THE INPUT >>
--- BEGIN ---
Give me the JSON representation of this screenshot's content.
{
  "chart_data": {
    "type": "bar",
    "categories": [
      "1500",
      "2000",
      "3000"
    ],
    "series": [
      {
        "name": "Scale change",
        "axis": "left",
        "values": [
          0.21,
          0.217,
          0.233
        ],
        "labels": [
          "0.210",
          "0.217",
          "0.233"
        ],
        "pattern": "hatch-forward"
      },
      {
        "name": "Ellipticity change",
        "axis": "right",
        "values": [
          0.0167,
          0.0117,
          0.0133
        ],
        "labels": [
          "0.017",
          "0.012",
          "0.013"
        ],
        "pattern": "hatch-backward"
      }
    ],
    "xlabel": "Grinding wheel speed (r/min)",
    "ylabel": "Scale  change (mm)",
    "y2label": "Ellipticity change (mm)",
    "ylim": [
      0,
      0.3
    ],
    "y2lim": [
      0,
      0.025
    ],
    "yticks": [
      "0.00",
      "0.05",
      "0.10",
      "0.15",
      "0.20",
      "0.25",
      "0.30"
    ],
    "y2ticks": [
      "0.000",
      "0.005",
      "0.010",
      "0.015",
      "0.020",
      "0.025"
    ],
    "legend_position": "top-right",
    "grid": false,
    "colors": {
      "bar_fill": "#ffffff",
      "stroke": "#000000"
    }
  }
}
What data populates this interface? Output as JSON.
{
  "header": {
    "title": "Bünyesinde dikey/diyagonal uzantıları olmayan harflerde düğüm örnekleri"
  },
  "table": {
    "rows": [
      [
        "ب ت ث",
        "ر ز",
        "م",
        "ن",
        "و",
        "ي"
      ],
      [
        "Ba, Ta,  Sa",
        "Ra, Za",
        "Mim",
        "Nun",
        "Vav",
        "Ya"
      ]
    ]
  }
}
--- END ---
DIRECTION >>
Set down every record above exactly as given.

ANSWER TO THIS EXERCISE >>
Give me the JSON representation of this screenshot's content.
{
  "chart_data": {
    "type": "bar",
    "categories": [
      "1500",
      "2000",
      "3000"
    ],
    "series": [
      {
        "name": "Scale change",
        "axis": "left",
        "values": [
          0.21,
          0.217,
          0.233
        ],
        "labels": [
          "0.210",
          "0.217",
          "0.233"
        ],
        "pattern": "hatch-forward"
      },
      {
        "name": "Ellipticity change",
        "axis": "right",
        "values": [
          0.0167,
          0.0117,
          0.0133
        ],
        "labels": [
          "0.017",
          "0.012",
          "0.013"
        ],
        "pattern": "hatch-backward"
      }
    ],
    "xlabel": "Grinding wheel speed (r/min)",
    "ylabel": "Scale  change (mm)",
    "y2label": "Ellipticity change (mm)",
    "ylim": [
      0,
      0.3
    ],
    "y2lim": [
      0,
      0.025
    ],
    "yticks": [
      "0.00",
      "0.05",
      "0.10",
      "0.15",
      "0.20",
      "0.25",
      "0.30"
    ],
    "y2ticks": [
      "0.000",
      "0.005",
      "0.010",
      "0.015",
      "0.020",
      "0.025"
    ],
    "legend_position": "top-right",
    "grid": false,
    "colors": {
      "bar_fill": "#ffffff",
      "stroke": "#000000"
    }
  }
}
What data populates this interface? Output as JSON.
{
  "header": {
    "title": "Bünyesinde dikey/diyagonal uzantıları olmayan harflerde düğüm örnekleri"
  },
  "table": {
    "rows": [
      [
        "ب ت ث",
        "ر ز",
        "م",
        "ن",
        "و",
        "ي"
      ],
      [
        "Ba, Ta,  Sa",
        "Ra, Za",
        "Mim",
        "Nun",
        "Vav",
        "Ya"
      ]
    ]
  }
}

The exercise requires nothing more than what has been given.